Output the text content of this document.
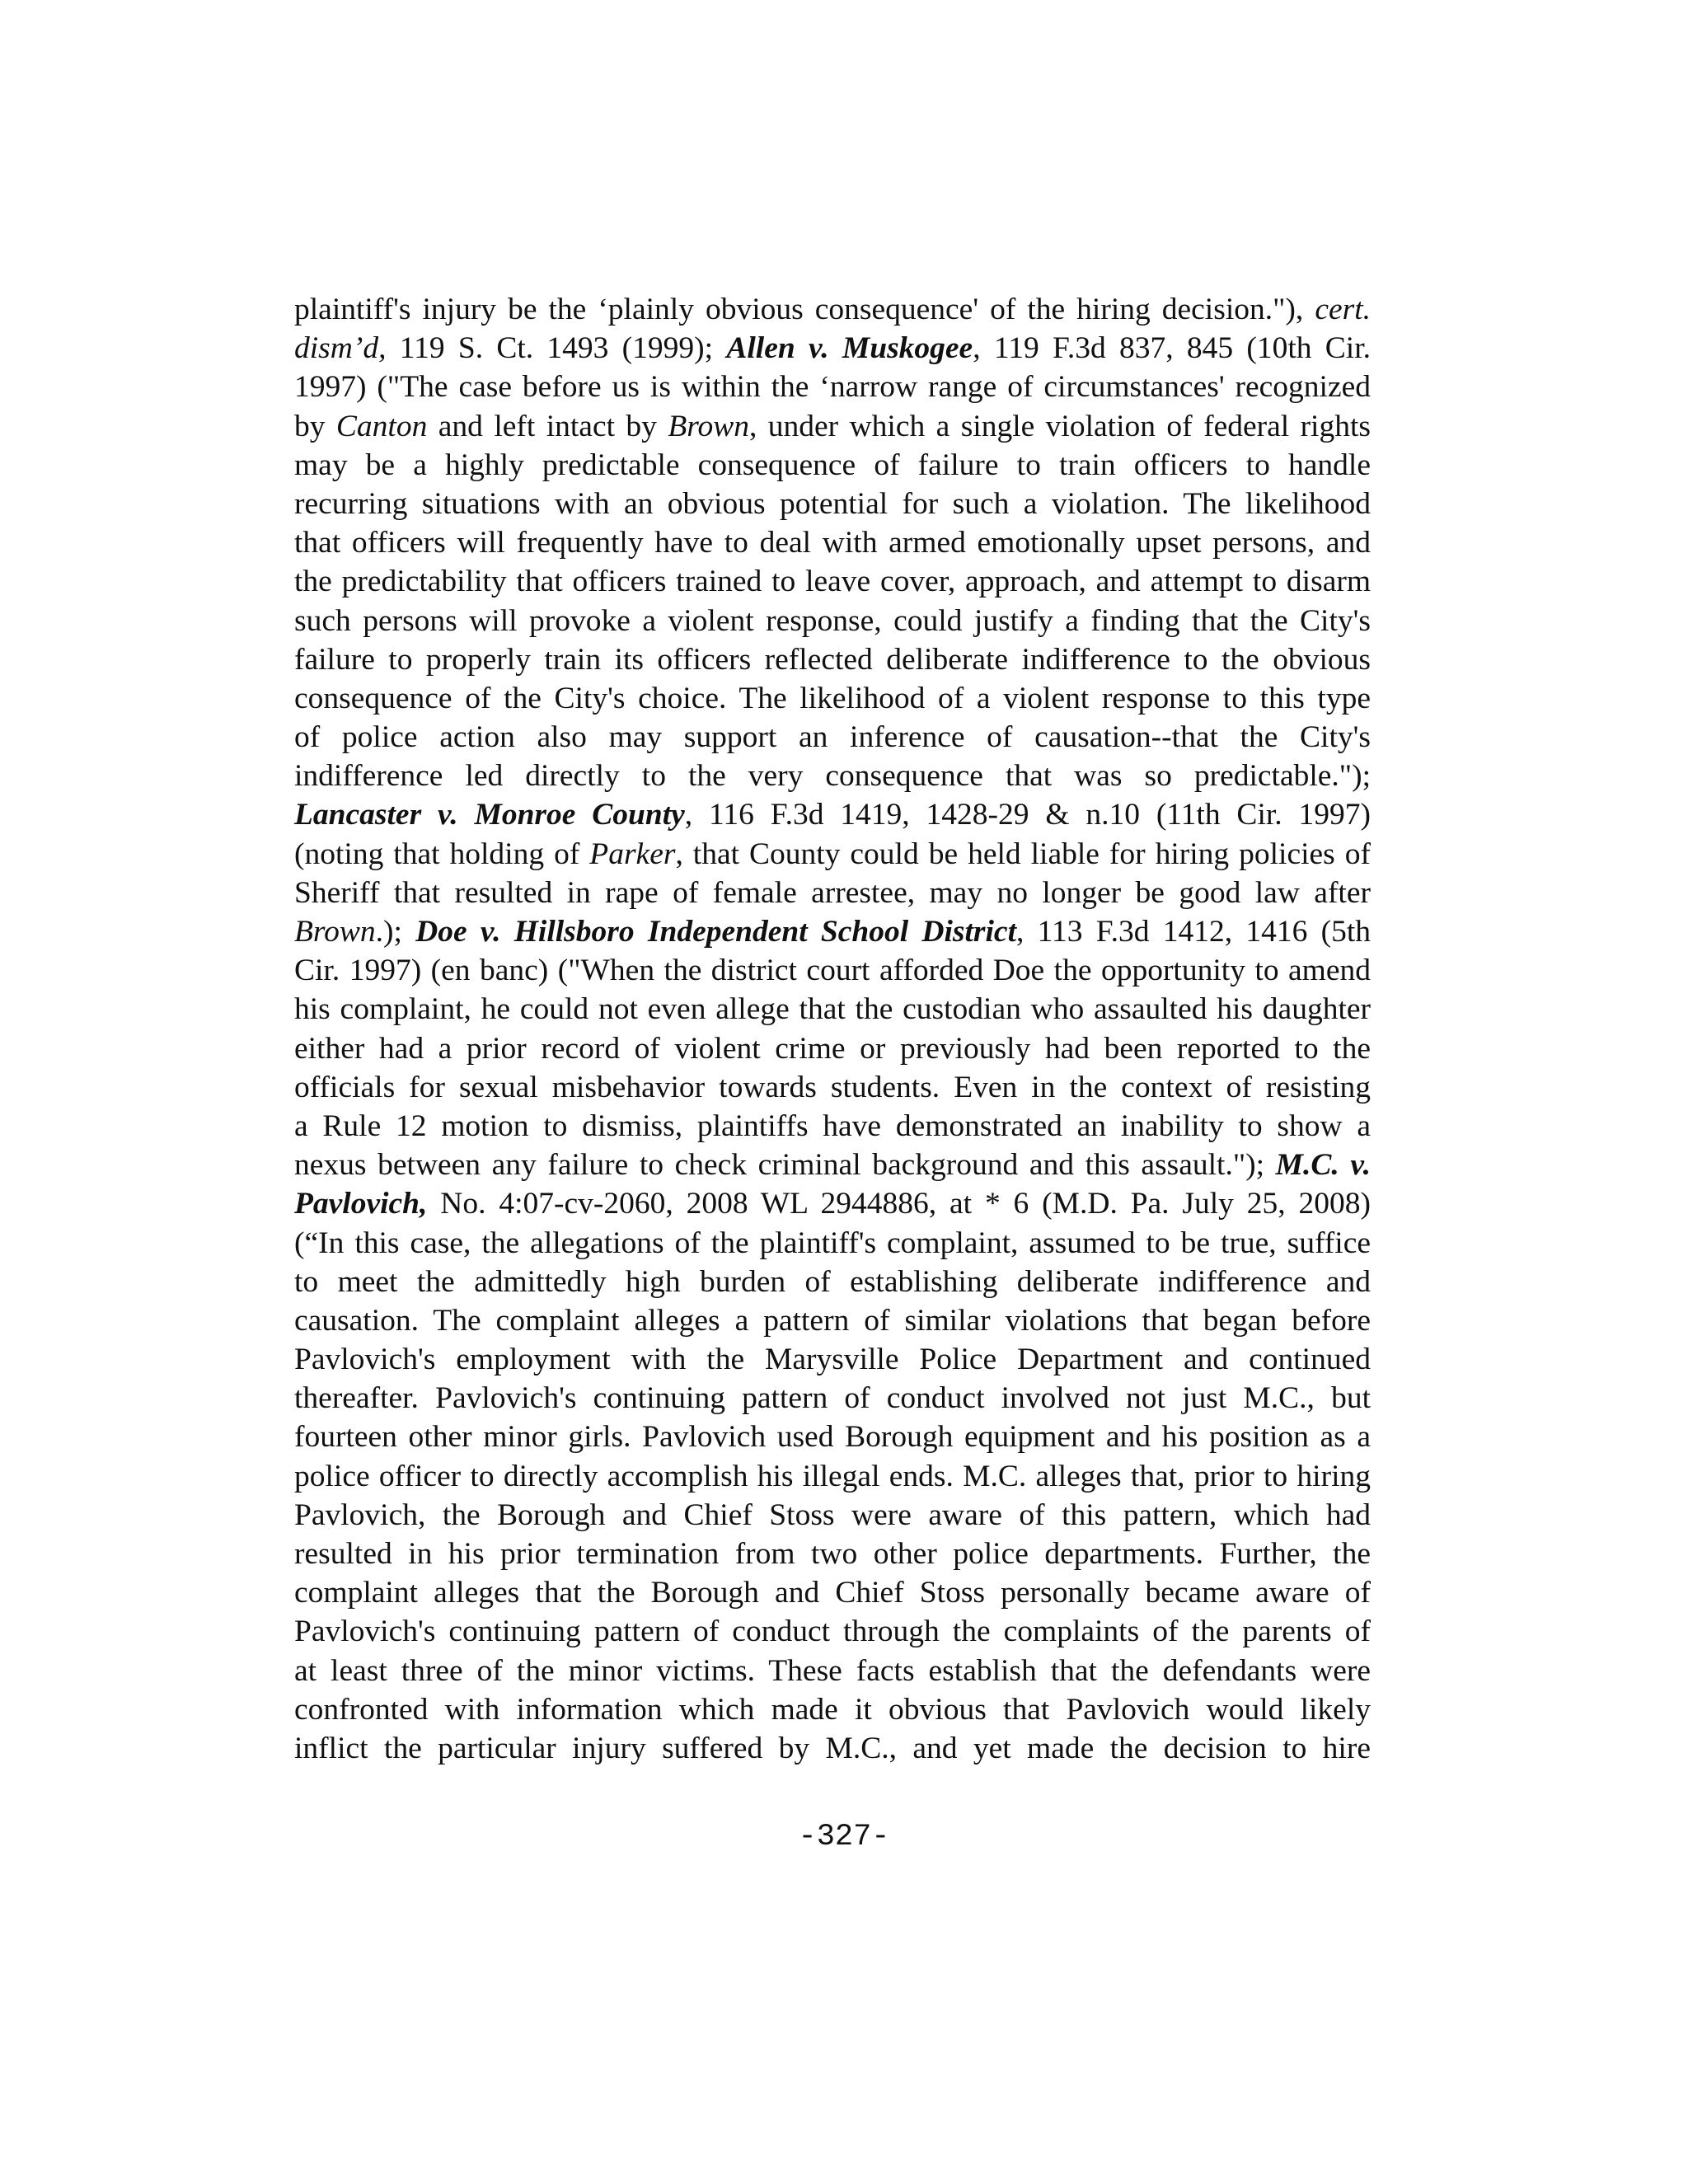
plaintiff's injury be the ‘plainly obvious consequence' of the hiring decision."), cert.
dism’d, 119 S. Ct. 1493 (1999); Allen v. Muskogee, 119 F.3d 837, 845 (10th Cir.
1997) ("The case before us is within the ‘narrow range of circumstances' recognized
by Canton and left intact by Brown, under which a single violation of federal rights
may be a highly predictable consequence of failure to train officers to handle
recurring situations with an obvious potential for such a violation. The likelihood
that officers will frequently have to deal with armed emotionally upset persons, and
the predictability that officers trained to leave cover, approach, and attempt to disarm
such persons will provoke a violent response, could justify a finding that the City's
failure to properly train its officers reflected deliberate indifference to the obvious
consequence of the City's choice. The likelihood of a violent response to this type
of police action also may support an inference of causation--that the City's
indifference led directly to the very consequence that was so predictable.");
Lancaster v. Monroe County, 116 F.3d 1419, 1428-29 & n.10 (11th Cir. 1997)
(noting that holding of Parker, that County could be held liable for hiring policies of
Sheriff that resulted in rape of female arrestee, may no longer be good law after
Brown.); Doe v. Hillsboro Independent School District, 113 F.3d 1412, 1416 (5th
Cir. 1997) (en banc) ("When the district court afforded Doe the opportunity to amend
his complaint, he could not even allege that the custodian who assaulted his daughter
either had a prior record of violent crime or previously had been reported to the
officials for sexual misbehavior towards students. Even in the context of resisting
a Rule 12 motion to dismiss, plaintiffs have demonstrated an inability to show a
nexus between any failure to check criminal background and this assault."); M.C. v.
Pavlovich, No. 4:07-cv-2060, 2008 WL 2944886, at * 6 (M.D. Pa. July 25, 2008)
(“In this case, the allegations of the plaintiff's complaint, assumed to be true, suffice
to meet the admittedly high burden of establishing deliberate indifference and
causation. The complaint alleges a pattern of similar violations that began before
Pavlovich's employment with the Marysville Police Department and continued
thereafter. Pavlovich's continuing pattern of conduct involved not just M.C., but
fourteen other minor girls. Pavlovich used Borough equipment and his position as a
police officer to directly accomplish his illegal ends. M.C. alleges that, prior to hiring
Pavlovich, the Borough and Chief Stoss were aware of this pattern, which had
resulted in his prior termination from two other police departments. Further, the
complaint alleges that the Borough and Chief Stoss personally became aware of
Pavlovich's continuing pattern of conduct through the complaints of the parents of
at least three of the minor victims. These facts establish that the defendants were
confronted with information which made it obvious that Pavlovich would likely
inflict the particular injury suffered by M.C., and yet made the decision to hire
-327-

=-=-=-=-=

INSTRUCTIONS FOR THE TASK:
Scan the records above for the string "will", then report every line that contains it.

THE COMPLETED TASK:
that officers will frequently have to deal with armed emotionally upset persons, and
such persons will provoke a violent response, could justify a finding that the City's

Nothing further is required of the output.